* _Figure contents as structured data_:
____________________

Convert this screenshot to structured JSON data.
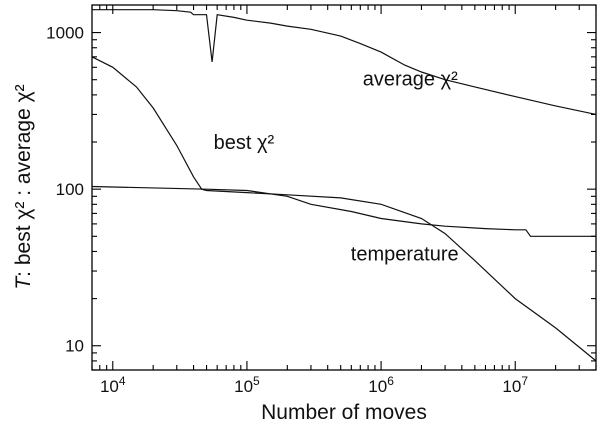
{
  "chart_data": {
    "type": "line",
    "title": "",
    "xlabel": "Number of moves",
    "ylabel_prefix": "T",
    "ylabel_rest": ": best χ² : average χ²",
    "xscale": "log",
    "yscale": "log",
    "xlim": [
      7000,
      40000000
    ],
    "ylim": [
      7,
      1500
    ],
    "grid": false,
    "legend": "none",
    "x_ticks": [
      {
        "value": 10000,
        "mantissa": "10",
        "exp": "4"
      },
      {
        "value": 100000,
        "mantissa": "10",
        "exp": "5"
      },
      {
        "value": 1000000,
        "mantissa": "10",
        "exp": "6"
      },
      {
        "value": 10000000,
        "mantissa": "10",
        "exp": "7"
      }
    ],
    "y_ticks": [
      {
        "value": 10,
        "label": "10"
      },
      {
        "value": 100,
        "label": "100"
      },
      {
        "value": 1000,
        "label": "1000"
      }
    ],
    "series": [
      {
        "key": "average",
        "x": [
          7000,
          20000,
          30000,
          38000,
          40000,
          50000,
          55000,
          60000,
          80000,
          100000,
          150000,
          200000,
          300000,
          500000,
          700000,
          1000000,
          1500000,
          2000000,
          3000000,
          5000000,
          10000000,
          20000000,
          40000000
        ],
        "y": [
          1400,
          1400,
          1380,
          1350,
          1300,
          1300,
          650,
          1300,
          1250,
          1200,
          1150,
          1100,
          1050,
          950,
          850,
          750,
          620,
          560,
          500,
          450,
          390,
          340,
          300
        ]
      },
      {
        "key": "best",
        "x": [
          7000,
          10000,
          15000,
          20000,
          30000,
          40000,
          46000,
          50000,
          100000,
          200000,
          500000,
          1000000,
          2000000,
          3000000,
          5000000,
          10000000,
          20000000,
          40000000
        ],
        "y": [
          700,
          600,
          450,
          330,
          190,
          120,
          100,
          98,
          95,
          92,
          88,
          80,
          65,
          52,
          35,
          20,
          13,
          8
        ]
      },
      {
        "key": "temperature",
        "x": [
          7000,
          50000,
          100000,
          200000,
          300000,
          600000,
          1000000,
          2000000,
          3000000,
          6000000,
          10000000,
          12000000,
          13000000,
          40000000
        ],
        "y": [
          104,
          100,
          98,
          90,
          80,
          72,
          65,
          60,
          58,
          56,
          55,
          55,
          50,
          50
        ]
      }
    ],
    "annotations": [
      {
        "key": "average",
        "text": "average χ²",
        "x": 1650000,
        "y": 460
      },
      {
        "key": "best",
        "text": "best χ²",
        "x": 95000,
        "y": 180
      },
      {
        "key": "temperature",
        "text": "temperature",
        "x": 1500000,
        "y": 35
      }
    ]
  }
}
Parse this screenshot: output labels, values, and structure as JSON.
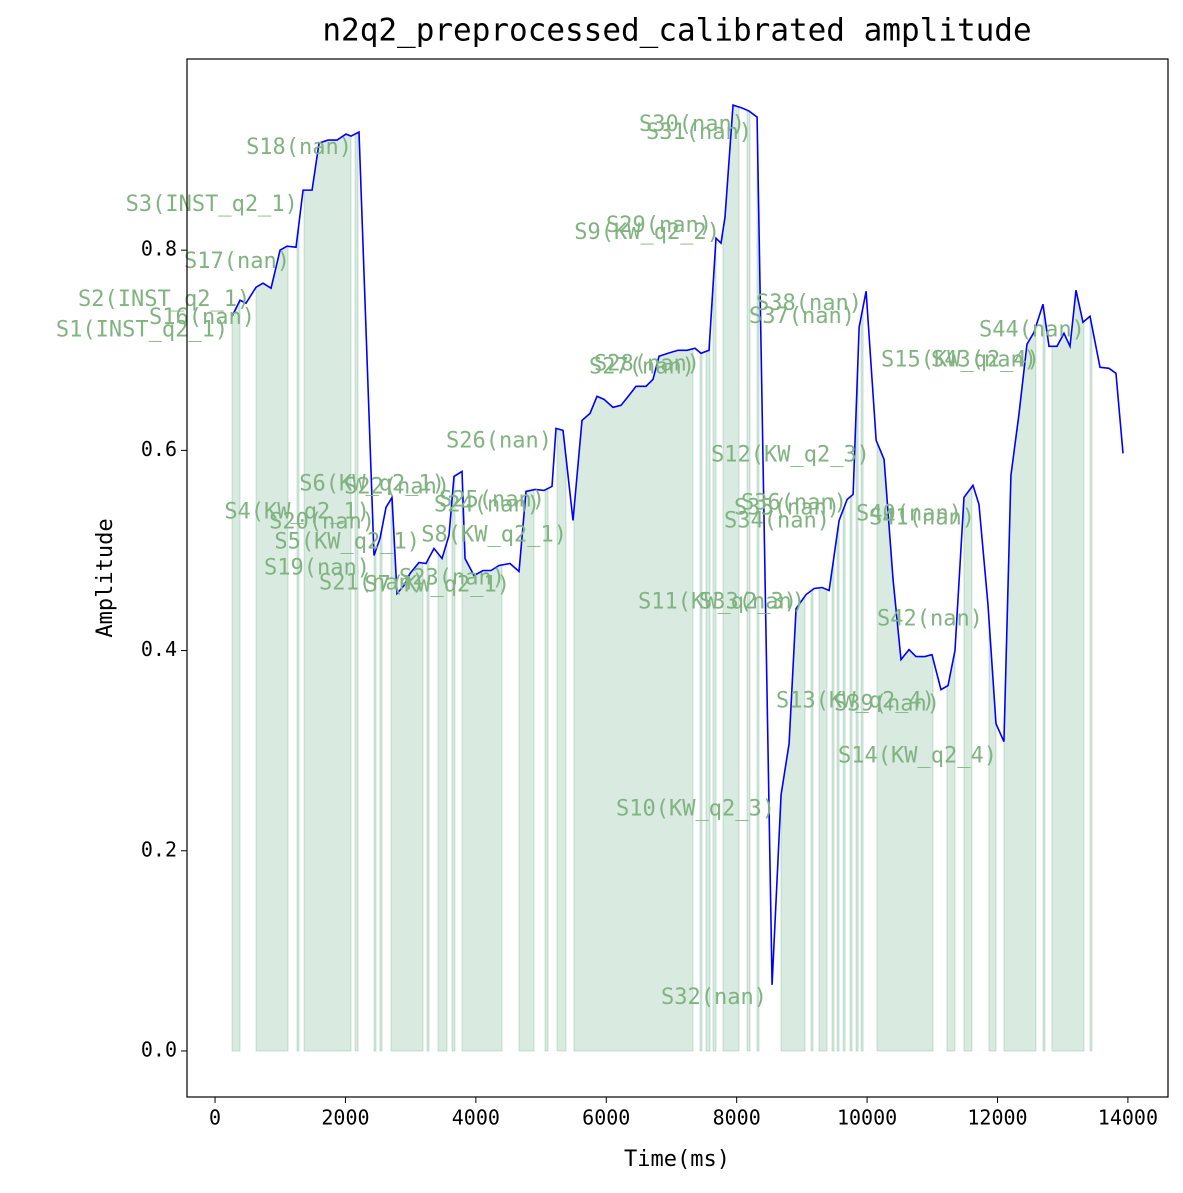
{
  "chart_data": {
    "type": "line",
    "title": "n2q2_preprocessed_calibrated amplitude",
    "x_label": "Time(ms)",
    "y_label": "Amplitude",
    "color": "#0000ff",
    "span_color": "#2e8b57",
    "annotation_color": "#80b380",
    "xlim": [
      -430,
      14615
    ],
    "ylim": [
      -0.046,
      0.991
    ],
    "xticks": [
      0,
      2000,
      4000,
      6000,
      8000,
      10000,
      12000,
      14000
    ],
    "yticks": [
      {
        "value": 0,
        "label": "0.0"
      },
      0.2,
      0.4,
      0.6,
      0.8
    ],
    "x": [
      261,
      383,
      475,
      629,
      736,
      859,
      997,
      1104,
      1242,
      1350,
      1488,
      1595,
      1733,
      1871,
      2009,
      2086,
      2208,
      2438,
      2530,
      2622,
      2714,
      2791,
      2898,
      2990,
      3128,
      3235,
      3358,
      3481,
      3588,
      3665,
      3788,
      3834,
      3972,
      4110,
      4233,
      4355,
      4524,
      4662,
      4769,
      4907,
      5045,
      5168,
      5229,
      5337,
      5490,
      5628,
      5751,
      5858,
      5965,
      6103,
      6226,
      6349,
      6456,
      6609,
      6717,
      6809,
      6947,
      7100,
      7238,
      7361,
      7453,
      7576,
      7683,
      7760,
      7821,
      7944,
      8082,
      8190,
      8313,
      8543,
      8681,
      8804,
      8911,
      9065,
      9188,
      9310,
      9418,
      9571,
      9694,
      9786,
      9878,
      9985,
      10139,
      10261,
      10397,
      10520,
      10643,
      10750,
      10888,
      10995,
      11133,
      11241,
      11348,
      11486,
      11624,
      11716,
      11854,
      11977,
      12099,
      12206,
      12329,
      12452,
      12560,
      12698,
      12790,
      12912,
      13020,
      13112,
      13204,
      13311,
      13419,
      13572,
      13710,
      13817,
      13925
    ],
    "values": [
      0.734,
      0.75,
      0.747,
      0.763,
      0.767,
      0.762,
      0.8,
      0.804,
      0.803,
      0.86,
      0.86,
      0.907,
      0.91,
      0.91,
      0.916,
      0.914,
      0.918,
      0.495,
      0.512,
      0.543,
      0.553,
      0.457,
      0.465,
      0.477,
      0.488,
      0.487,
      0.502,
      0.492,
      0.515,
      0.574,
      0.579,
      0.492,
      0.475,
      0.48,
      0.48,
      0.485,
      0.487,
      0.479,
      0.559,
      0.561,
      0.56,
      0.564,
      0.622,
      0.62,
      0.53,
      0.63,
      0.637,
      0.654,
      0.651,
      0.643,
      0.645,
      0.655,
      0.664,
      0.664,
      0.671,
      0.694,
      0.697,
      0.7,
      0.7,
      0.702,
      0.697,
      0.7,
      0.812,
      0.807,
      0.833,
      0.945,
      0.942,
      0.939,
      0.933,
      0.066,
      0.256,
      0.307,
      0.442,
      0.456,
      0.462,
      0.463,
      0.46,
      0.53,
      0.551,
      0.556,
      0.723,
      0.759,
      0.61,
      0.591,
      0.472,
      0.391,
      0.401,
      0.394,
      0.394,
      0.396,
      0.361,
      0.365,
      0.4,
      0.553,
      0.565,
      0.546,
      0.446,
      0.327,
      0.309,
      0.575,
      0.636,
      0.706,
      0.718,
      0.746,
      0.704,
      0.704,
      0.717,
      0.704,
      0.76,
      0.728,
      0.734,
      0.683,
      0.682,
      0.677,
      0.597
    ],
    "spans": [
      [
        261,
        383
      ],
      [
        629,
        1119
      ],
      [
        1257,
        1288
      ],
      [
        1365,
        2086
      ],
      [
        2147,
        2193
      ],
      [
        2438,
        2469
      ],
      [
        2530,
        2561
      ],
      [
        2699,
        3190
      ],
      [
        3251,
        3282
      ],
      [
        3420,
        3558
      ],
      [
        3634,
        3680
      ],
      [
        3788,
        4401
      ],
      [
        4662,
        4892
      ],
      [
        5060,
        5107
      ],
      [
        5245,
        5383
      ],
      [
        5505,
        7330
      ],
      [
        7438,
        7468
      ],
      [
        7530,
        7591
      ],
      [
        7637,
        7683
      ],
      [
        7790,
        8036
      ],
      [
        8159,
        8205
      ],
      [
        8312,
        8342
      ],
      [
        8680,
        9048
      ],
      [
        9140,
        9170
      ],
      [
        9263,
        9386
      ],
      [
        9463,
        9493
      ],
      [
        9540,
        9570
      ],
      [
        9632,
        9663
      ],
      [
        9739,
        9770
      ],
      [
        9831,
        9862
      ],
      [
        9908,
        9939
      ],
      [
        10152,
        11011
      ],
      [
        11225,
        11348
      ],
      [
        11486,
        11608
      ],
      [
        11869,
        11977
      ],
      [
        12099,
        12590
      ],
      [
        12698,
        12729
      ],
      [
        12835,
        13326
      ],
      [
        13419,
        13449
      ]
    ],
    "annotations": [
      {
        "text": "S1(INST_q2_1)",
        "x": 200,
        "y": 0.72
      },
      {
        "text": "S2(INST_q2_1)",
        "x": 540,
        "y": 0.75
      },
      {
        "text": "S3(INST_q2_1)",
        "x": 1270,
        "y": 0.845
      },
      {
        "text": "S4(KW_q2_1)",
        "x": 2377,
        "y": 0.538
      },
      {
        "text": "S5(KW_q2_1)",
        "x": 3144,
        "y": 0.508
      },
      {
        "text": "S6(KW_q2_1)",
        "x": 3527,
        "y": 0.566
      },
      {
        "text": "S7(KW_q2_1)",
        "x": 4524,
        "y": 0.465
      },
      {
        "text": "S8(KW_q2_1)",
        "x": 5398,
        "y": 0.515
      },
      {
        "text": "S9(KW_q2_2)",
        "x": 7744,
        "y": 0.817
      },
      {
        "text": "S10(KW_q2_3)",
        "x": 8588,
        "y": 0.241
      },
      {
        "text": "S11(KW_q2_3)",
        "x": 8925,
        "y": 0.448
      },
      {
        "text": "S12(KW_q2_3)",
        "x": 10044,
        "y": 0.595
      },
      {
        "text": "S13(KW_q2_4)",
        "x": 11041,
        "y": 0.349
      },
      {
        "text": "S14(KW_q2_4)",
        "x": 11992,
        "y": 0.294
      },
      {
        "text": "S15(KW_q2_4)",
        "x": 12651,
        "y": 0.69
      },
      {
        "text": "S16(nan)",
        "x": 613,
        "y": 0.732
      },
      {
        "text": "S17(nan)",
        "x": 1150,
        "y": 0.788
      },
      {
        "text": "S18(nan)",
        "x": 2101,
        "y": 0.902
      },
      {
        "text": "S19(nan)",
        "x": 2377,
        "y": 0.482
      },
      {
        "text": "S20(nan)",
        "x": 2454,
        "y": 0.528
      },
      {
        "text": "S21(nan)",
        "x": 3220,
        "y": 0.467
      },
      {
        "text": "S22(nan)",
        "x": 3604,
        "y": 0.563
      },
      {
        "text": "S23(nan)",
        "x": 4447,
        "y": 0.472
      },
      {
        "text": "S24(nan)",
        "x": 4984,
        "y": 0.545
      },
      {
        "text": "S25(nan)",
        "x": 5060,
        "y": 0.55
      },
      {
        "text": "S26(nan)",
        "x": 5168,
        "y": 0.609
      },
      {
        "text": "S27(nan)",
        "x": 7361,
        "y": 0.683
      },
      {
        "text": "S28(nan)",
        "x": 7438,
        "y": 0.686
      },
      {
        "text": "S29(nan)",
        "x": 7621,
        "y": 0.824
      },
      {
        "text": "S30(nan)",
        "x": 8128,
        "y": 0.925
      },
      {
        "text": "S31(nan)",
        "x": 8235,
        "y": 0.917
      },
      {
        "text": "S32(nan)",
        "x": 8465,
        "y": 0.053
      },
      {
        "text": "S33(nan)",
        "x": 9048,
        "y": 0.448
      },
      {
        "text": "S34(nan)",
        "x": 9431,
        "y": 0.529
      },
      {
        "text": "S35(nan)",
        "x": 9584,
        "y": 0.542
      },
      {
        "text": "S36(nan)",
        "x": 9692,
        "y": 0.547
      },
      {
        "text": "S37(nan)",
        "x": 9814,
        "y": 0.733
      },
      {
        "text": "S38(nan)",
        "x": 9922,
        "y": 0.746
      },
      {
        "text": "S39(nan)",
        "x": 11118,
        "y": 0.346
      },
      {
        "text": "S40(nan)",
        "x": 11455,
        "y": 0.536
      },
      {
        "text": "S41(nan)",
        "x": 11655,
        "y": 0.532
      },
      {
        "text": "S42(nan)",
        "x": 11777,
        "y": 0.431
      },
      {
        "text": "S43(nan)",
        "x": 12605,
        "y": 0.69
      },
      {
        "text": "S44(nan)",
        "x": 13341,
        "y": 0.72
      }
    ]
  }
}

____________________

Identify each line in the records above containing the word "best"; copy those lines.

* _Solution to this task_:
    "ylabel_rest": ": best χ² : average χ²",
        "key": "best",
        "key": "best",
        "text": "best χ²",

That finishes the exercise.